Excerpts from an interface dataset
__________

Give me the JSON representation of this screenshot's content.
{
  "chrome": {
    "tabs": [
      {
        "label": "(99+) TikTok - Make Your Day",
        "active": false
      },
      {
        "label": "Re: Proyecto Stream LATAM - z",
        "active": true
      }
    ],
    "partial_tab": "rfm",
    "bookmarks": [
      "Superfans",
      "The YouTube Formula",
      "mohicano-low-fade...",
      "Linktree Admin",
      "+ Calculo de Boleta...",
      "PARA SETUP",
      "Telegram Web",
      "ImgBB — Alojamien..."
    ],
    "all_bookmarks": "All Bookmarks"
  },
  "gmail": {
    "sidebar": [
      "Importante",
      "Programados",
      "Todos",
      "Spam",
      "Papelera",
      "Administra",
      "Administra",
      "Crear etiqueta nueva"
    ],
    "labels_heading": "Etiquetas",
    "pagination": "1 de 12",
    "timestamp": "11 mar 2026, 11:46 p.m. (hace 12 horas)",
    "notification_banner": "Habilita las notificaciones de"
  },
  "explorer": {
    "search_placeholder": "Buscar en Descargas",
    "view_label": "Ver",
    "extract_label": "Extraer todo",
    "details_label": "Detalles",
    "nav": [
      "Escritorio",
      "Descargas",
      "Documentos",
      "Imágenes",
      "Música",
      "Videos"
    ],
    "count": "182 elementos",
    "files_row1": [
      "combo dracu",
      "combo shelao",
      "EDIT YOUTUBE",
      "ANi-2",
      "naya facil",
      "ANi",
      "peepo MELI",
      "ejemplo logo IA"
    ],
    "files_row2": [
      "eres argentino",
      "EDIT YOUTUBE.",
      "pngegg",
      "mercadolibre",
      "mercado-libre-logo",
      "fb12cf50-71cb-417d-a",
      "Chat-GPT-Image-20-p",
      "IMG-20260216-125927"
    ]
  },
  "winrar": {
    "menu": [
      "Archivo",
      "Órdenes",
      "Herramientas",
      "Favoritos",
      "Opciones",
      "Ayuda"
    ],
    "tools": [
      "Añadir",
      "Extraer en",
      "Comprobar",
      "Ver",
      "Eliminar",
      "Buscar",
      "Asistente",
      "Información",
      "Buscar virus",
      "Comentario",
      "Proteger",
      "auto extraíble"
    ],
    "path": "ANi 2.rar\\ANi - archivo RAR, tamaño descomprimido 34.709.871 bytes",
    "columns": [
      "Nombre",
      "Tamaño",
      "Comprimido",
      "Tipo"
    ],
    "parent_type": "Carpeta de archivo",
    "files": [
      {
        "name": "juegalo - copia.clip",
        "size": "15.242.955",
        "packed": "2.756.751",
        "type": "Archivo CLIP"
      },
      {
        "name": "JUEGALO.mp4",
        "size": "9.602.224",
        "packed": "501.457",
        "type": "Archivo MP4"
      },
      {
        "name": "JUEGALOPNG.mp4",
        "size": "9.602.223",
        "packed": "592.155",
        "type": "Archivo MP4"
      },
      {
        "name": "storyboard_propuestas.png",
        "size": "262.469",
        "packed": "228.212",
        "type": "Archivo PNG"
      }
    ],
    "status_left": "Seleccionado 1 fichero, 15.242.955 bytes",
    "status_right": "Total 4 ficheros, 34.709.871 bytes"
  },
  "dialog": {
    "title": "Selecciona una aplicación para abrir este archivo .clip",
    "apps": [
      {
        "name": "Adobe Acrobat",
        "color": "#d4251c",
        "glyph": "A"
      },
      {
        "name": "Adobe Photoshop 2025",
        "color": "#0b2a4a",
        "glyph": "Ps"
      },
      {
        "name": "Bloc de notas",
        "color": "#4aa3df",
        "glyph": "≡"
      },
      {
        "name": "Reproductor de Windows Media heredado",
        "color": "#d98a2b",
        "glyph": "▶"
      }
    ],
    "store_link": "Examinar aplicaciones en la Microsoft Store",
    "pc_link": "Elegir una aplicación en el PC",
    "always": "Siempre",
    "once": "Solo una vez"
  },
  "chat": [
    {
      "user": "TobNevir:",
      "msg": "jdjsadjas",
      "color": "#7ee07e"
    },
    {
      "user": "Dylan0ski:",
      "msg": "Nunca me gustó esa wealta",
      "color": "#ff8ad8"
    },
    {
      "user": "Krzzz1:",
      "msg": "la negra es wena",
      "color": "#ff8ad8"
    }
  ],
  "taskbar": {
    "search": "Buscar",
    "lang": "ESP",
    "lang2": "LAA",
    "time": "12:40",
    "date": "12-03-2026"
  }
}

__________

**YOUR ASSIGNMENT**
Your response should be an exact copy of all the records.

**RESULT OF THE EXERCISE**
Give me the JSON representation of this screenshot's content.
{
  "chrome": {
    "tabs": [
      {
        "label": "(99+) TikTok - Make Your Day",
        "active": false
      },
      {
        "label": "Re: Proyecto Stream LATAM - z",
        "active": true
      }
    ],
    "partial_tab": "rfm",
    "bookmarks": [
      "Superfans",
      "The YouTube Formula",
      "mohicano-low-fade...",
      "Linktree Admin",
      "+ Calculo de Boleta...",
      "PARA SETUP",
      "Telegram Web",
      "ImgBB — Alojamien..."
    ],
    "all_bookmarks": "All Bookmarks"
  },
  "gmail": {
    "sidebar": [
      "Importante",
      "Programados",
      "Todos",
      "Spam",
      "Papelera",
      "Administra",
      "Administra",
      "Crear etiqueta nueva"
    ],
    "labels_heading": "Etiquetas",
    "pagination": "1 de 12",
    "timestamp": "11 mar 2026, 11:46 p.m. (hace 12 horas)",
    "notification_banner": "Habilita las notificaciones de"
  },
  "explorer": {
    "search_placeholder": "Buscar en Descargas",
    "view_label": "Ver",
    "extract_label": "Extraer todo",
    "details_label": "Detalles",
    "nav": [
      "Escritorio",
      "Descargas",
      "Documentos",
      "Imágenes",
      "Música",
      "Videos"
    ],
    "count": "182 elementos",
    "files_row1": [
      "combo dracu",
      "combo shelao",
      "EDIT YOUTUBE",
      "ANi-2",
      "naya facil",
      "ANi",
      "peepo MELI",
      "ejemplo logo IA"
    ],
    "files_row2": [
      "eres argentino",
      "EDIT YOUTUBE.",
      "pngegg",
      "mercadolibre",
      "mercado-libre-logo",
      "fb12cf50-71cb-417d-a",
      "Chat-GPT-Image-20-p",
      "IMG-20260216-125927"
    ]
  },
  "winrar": {
    "menu": [
      "Archivo",
      "Órdenes",
      "Herramientas",
      "Favoritos",
      "Opciones",
      "Ayuda"
    ],
    "tools": [
      "Añadir",
      "Extraer en",
      "Comprobar",
      "Ver",
      "Eliminar",
      "Buscar",
      "Asistente",
      "Información",
      "Buscar virus",
      "Comentario",
      "Proteger",
      "auto extraíble"
    ],
    "path": "ANi 2.rar\\ANi - archivo RAR, tamaño descomprimido 34.709.871 bytes",
    "columns": [
      "Nombre",
      "Tamaño",
      "Comprimido",
      "Tipo"
    ],
    "parent_type": "Carpeta de archivo",
    "files": [
      {
        "name": "juegalo - copia.clip",
        "size": "15.242.955",
        "packed": "2.756.751",
        "type": "Archivo CLIP"
      },
      {
        "name": "JUEGALO.mp4",
        "size": "9.602.224",
        "packed": "501.457",
        "type": "Archivo MP4"
      },
      {
        "name": "JUEGALOPNG.mp4",
        "size": "9.602.223",
        "packed": "592.155",
        "type": "Archivo MP4"
      },
      {
        "name": "storyboard_propuestas.png",
        "size": "262.469",
        "packed": "228.212",
        "type": "Archivo PNG"
      }
    ],
    "status_left": "Seleccionado 1 fichero, 15.242.955 bytes",
    "status_right": "Total 4 ficheros, 34.709.871 bytes"
  },
  "dialog": {
    "title": "Selecciona una aplicación para abrir este archivo .clip",
    "apps": [
      {
        "name": "Adobe Acrobat",
        "color": "#d4251c",
        "glyph": "A"
      },
      {
        "name": "Adobe Photoshop 2025",
        "color": "#0b2a4a",
        "glyph": "Ps"
      },
      {
        "name": "Bloc de notas",
        "color": "#4aa3df",
        "glyph": "≡"
      },
      {
        "name": "Reproductor de Windows Media heredado",
        "color": "#d98a2b",
        "glyph": "▶"
      }
    ],
    "store_link": "Examinar aplicaciones en la Microsoft Store",
    "pc_link": "Elegir una aplicación en el PC",
    "always": "Siempre",
    "once": "Solo una vez"
  },
  "chat": [
    {
      "user": "TobNevir:",
      "msg": "jdjsadjas",
      "color": "#7ee07e"
    },
    {
      "user": "Dylan0ski:",
      "msg": "Nunca me gustó esa wealta",
      "color": "#ff8ad8"
    },
    {
      "user": "Krzzz1:",
      "msg": "la negra es wena",
      "color": "#ff8ad8"
    }
  ],
  "taskbar": {
    "search": "Buscar",
    "lang": "ESP",
    "lang2": "LAA",
    "time": "12:40",
    "date": "12-03-2026"
  }
}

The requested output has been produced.